* What you need to do: Scan the entries for lines with the word "Gruppe" and copy those lines.

Segment Start: Given entries

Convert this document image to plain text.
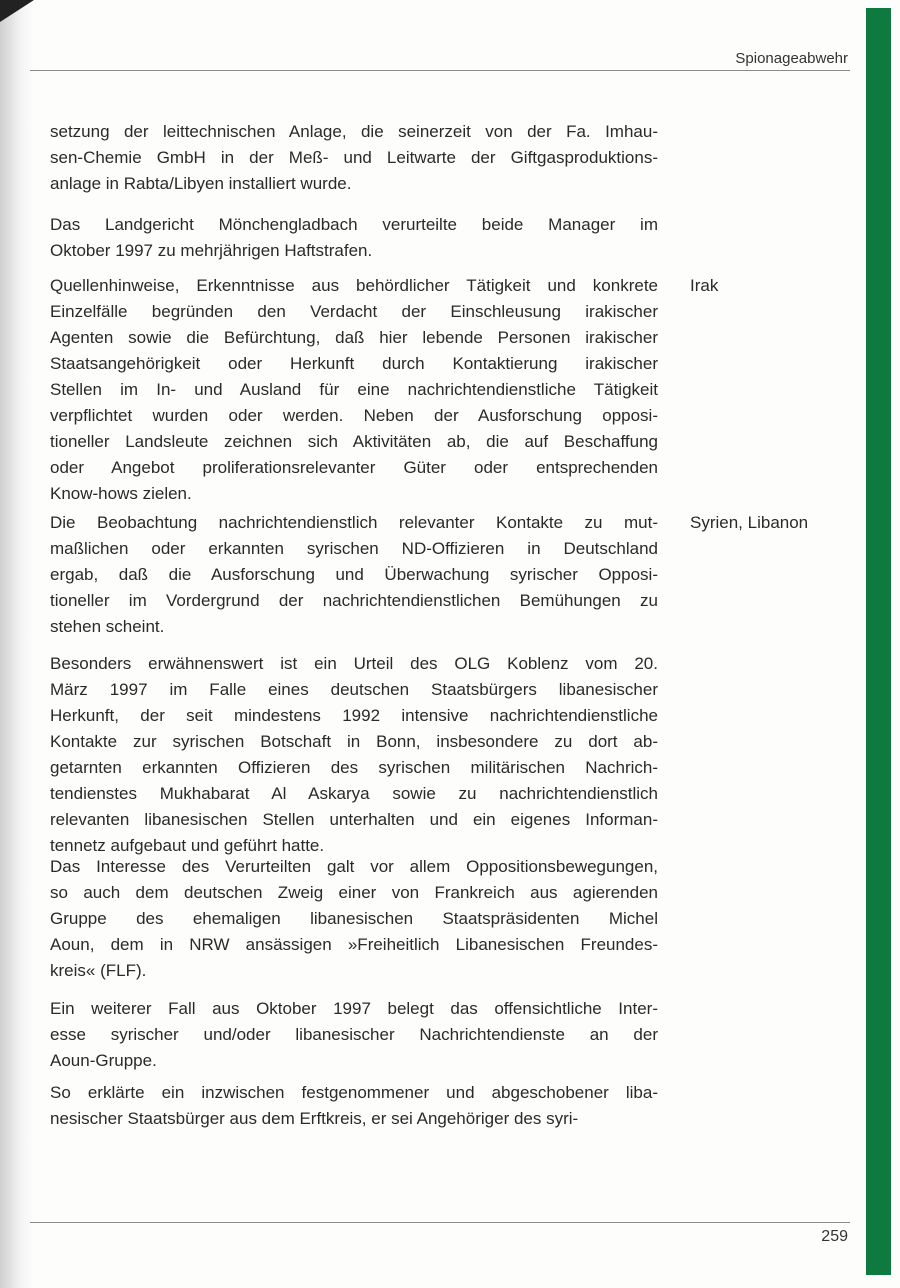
Spionageabwehr
259
Irak
Syrien, Libanon
setzung der leittechnischen Anlage, die seinerzeit von der Fa. Imhau-
sen-Chemie GmbH in der Meß- und Leitwarte der Giftgasproduktions-
anlage in Rabta/Libyen installiert wurde.
Das Landgericht Mönchengladbach verurteilte beide Manager im
Oktober 1997 zu mehrjährigen Haftstrafen.
Quellenhinweise, Erkenntnisse aus behördlicher Tätigkeit und konkrete
Einzelfälle begründen den Verdacht der Einschleusung irakischer
Agenten sowie die Befürchtung, daß hier lebende Personen irakischer
Staatsangehörigkeit oder Herkunft durch Kontaktierung irakischer
Stellen im In- und Ausland für eine nachrichtendienstliche Tätigkeit
verpflichtet wurden oder werden. Neben der Ausforschung opposi-
tioneller Landsleute zeichnen sich Aktivitäten ab, die auf Beschaffung
oder Angebot proliferationsrelevanter Güter oder entsprechenden
Know-hows zielen.
Die Beobachtung nachrichtendienstlich relevanter Kontakte zu mut-
maßlichen oder erkannten syrischen ND-Offizieren in Deutschland
ergab, daß die Ausforschung und Überwachung syrischer Opposi-
tioneller im Vordergrund der nachrichtendienstlichen Bemühungen zu
stehen scheint.
Besonders erwähnenswert ist ein Urteil des OLG Koblenz vom 20.
März 1997 im Falle eines deutschen Staatsbürgers libanesischer
Herkunft, der seit mindestens 1992 intensive nachrichtendienstliche
Kontakte zur syrischen Botschaft in Bonn, insbesondere zu dort ab-
getarnten erkannten Offizieren des syrischen militärischen Nachrich-
tendienstes Mukhabarat Al Askarya sowie zu nachrichtendienstlich
relevanten libanesischen Stellen unterhalten und ein eigenes Informan-
tennetz aufgebaut und geführt hatte.
Das Interesse des Verurteilten galt vor allem Oppositionsbewegungen,
so auch dem deutschen Zweig einer von Frankreich aus agierenden
Gruppe des ehemaligen libanesischen Staatspräsidenten Michel
Aoun, dem in NRW ansässigen »Freiheitlich Libanesischen Freundes-
kreis« (FLF).
Ein weiterer Fall aus Oktober 1997 belegt das offensichtliche Inter-
esse syrischer und/oder libanesischer Nachrichtendienste an der
Aoun-Gruppe.
So erklärte ein inzwischen festgenommener und abgeschobener liba-
nesischer Staatsbürger aus dem Erftkreis, er sei Angehöriger des syri-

Segment End: Given entries

* Response box:
Gruppe des ehemaligen libanesischen Staatspräsidenten Michel
Aoun-Gruppe.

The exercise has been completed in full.